| Challenge |
Where a line of the material contains the string "content", copy that line.
•••
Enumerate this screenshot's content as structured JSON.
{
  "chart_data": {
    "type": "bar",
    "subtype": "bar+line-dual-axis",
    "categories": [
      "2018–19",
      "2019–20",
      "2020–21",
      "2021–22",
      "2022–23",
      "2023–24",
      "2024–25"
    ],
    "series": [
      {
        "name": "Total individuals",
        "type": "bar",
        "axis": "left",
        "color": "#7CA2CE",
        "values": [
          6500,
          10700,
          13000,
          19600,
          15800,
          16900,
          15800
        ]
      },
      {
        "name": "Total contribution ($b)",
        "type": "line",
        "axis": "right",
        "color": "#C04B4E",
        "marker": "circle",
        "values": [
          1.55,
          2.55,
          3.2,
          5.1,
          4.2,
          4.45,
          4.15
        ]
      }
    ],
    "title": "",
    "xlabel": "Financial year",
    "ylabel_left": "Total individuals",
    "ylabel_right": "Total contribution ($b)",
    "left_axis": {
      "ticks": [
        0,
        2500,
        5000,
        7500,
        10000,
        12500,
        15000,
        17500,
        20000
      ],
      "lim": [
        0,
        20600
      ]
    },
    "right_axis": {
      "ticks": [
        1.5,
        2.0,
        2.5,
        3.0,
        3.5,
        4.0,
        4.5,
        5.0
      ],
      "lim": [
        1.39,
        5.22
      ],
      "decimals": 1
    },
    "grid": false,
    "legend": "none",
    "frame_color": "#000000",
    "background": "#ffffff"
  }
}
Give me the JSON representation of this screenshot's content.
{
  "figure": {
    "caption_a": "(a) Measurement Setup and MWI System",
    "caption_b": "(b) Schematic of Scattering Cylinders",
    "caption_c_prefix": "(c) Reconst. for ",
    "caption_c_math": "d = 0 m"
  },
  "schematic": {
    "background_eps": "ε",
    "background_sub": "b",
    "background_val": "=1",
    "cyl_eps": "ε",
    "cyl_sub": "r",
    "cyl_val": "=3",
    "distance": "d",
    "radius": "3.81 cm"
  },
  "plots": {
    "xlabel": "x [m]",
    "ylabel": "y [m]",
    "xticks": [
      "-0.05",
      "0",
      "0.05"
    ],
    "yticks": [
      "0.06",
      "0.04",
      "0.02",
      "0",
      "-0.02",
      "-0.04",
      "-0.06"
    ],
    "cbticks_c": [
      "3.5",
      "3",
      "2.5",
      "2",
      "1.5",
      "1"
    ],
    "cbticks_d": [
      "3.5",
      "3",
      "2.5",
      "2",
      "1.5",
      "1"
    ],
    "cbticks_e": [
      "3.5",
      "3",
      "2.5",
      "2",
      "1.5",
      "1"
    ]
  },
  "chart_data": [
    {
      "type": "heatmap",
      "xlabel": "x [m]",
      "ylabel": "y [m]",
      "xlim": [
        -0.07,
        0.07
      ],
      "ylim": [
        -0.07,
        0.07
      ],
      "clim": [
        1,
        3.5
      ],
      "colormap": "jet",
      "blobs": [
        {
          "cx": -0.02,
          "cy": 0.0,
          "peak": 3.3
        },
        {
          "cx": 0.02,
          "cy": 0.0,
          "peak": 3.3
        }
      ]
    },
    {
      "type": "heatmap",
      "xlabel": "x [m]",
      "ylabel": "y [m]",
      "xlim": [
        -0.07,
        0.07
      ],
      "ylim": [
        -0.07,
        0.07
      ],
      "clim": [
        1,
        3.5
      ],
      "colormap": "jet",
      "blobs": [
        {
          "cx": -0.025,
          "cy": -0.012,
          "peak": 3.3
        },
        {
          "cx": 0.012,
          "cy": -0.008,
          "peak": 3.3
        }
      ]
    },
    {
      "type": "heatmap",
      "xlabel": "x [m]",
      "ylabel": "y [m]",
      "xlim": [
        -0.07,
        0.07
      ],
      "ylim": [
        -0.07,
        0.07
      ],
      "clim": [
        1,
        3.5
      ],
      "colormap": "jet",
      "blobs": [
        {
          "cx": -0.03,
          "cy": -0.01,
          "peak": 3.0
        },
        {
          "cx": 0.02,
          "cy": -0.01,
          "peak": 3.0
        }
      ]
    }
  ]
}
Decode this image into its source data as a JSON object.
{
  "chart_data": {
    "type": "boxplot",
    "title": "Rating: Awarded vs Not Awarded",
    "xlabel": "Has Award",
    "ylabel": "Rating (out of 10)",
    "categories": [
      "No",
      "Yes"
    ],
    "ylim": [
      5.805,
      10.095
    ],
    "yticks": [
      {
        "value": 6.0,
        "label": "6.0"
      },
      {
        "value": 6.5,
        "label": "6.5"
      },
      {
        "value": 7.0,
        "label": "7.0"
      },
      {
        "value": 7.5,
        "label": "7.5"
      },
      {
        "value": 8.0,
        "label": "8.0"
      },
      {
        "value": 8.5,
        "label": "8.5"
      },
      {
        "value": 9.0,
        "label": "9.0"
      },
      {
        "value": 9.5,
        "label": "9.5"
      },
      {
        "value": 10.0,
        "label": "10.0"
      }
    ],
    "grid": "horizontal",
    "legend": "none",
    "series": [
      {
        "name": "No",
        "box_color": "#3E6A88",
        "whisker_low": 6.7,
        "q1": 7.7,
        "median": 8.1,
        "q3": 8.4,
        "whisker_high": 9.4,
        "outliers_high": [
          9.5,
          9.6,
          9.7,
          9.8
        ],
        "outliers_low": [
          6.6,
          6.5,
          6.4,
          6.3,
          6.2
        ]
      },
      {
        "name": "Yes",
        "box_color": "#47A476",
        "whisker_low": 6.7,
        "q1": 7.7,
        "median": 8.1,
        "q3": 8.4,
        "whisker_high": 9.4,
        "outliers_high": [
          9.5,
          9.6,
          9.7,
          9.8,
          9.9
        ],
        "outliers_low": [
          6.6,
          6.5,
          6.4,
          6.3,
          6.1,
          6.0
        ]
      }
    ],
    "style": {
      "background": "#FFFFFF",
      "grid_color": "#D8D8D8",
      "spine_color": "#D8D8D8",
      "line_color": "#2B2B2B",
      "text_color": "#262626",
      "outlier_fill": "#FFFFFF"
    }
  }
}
•••
| Answer to this task |
Enumerate this screenshot's content as structured JSON.
Give me the JSON representation of this screenshot's content.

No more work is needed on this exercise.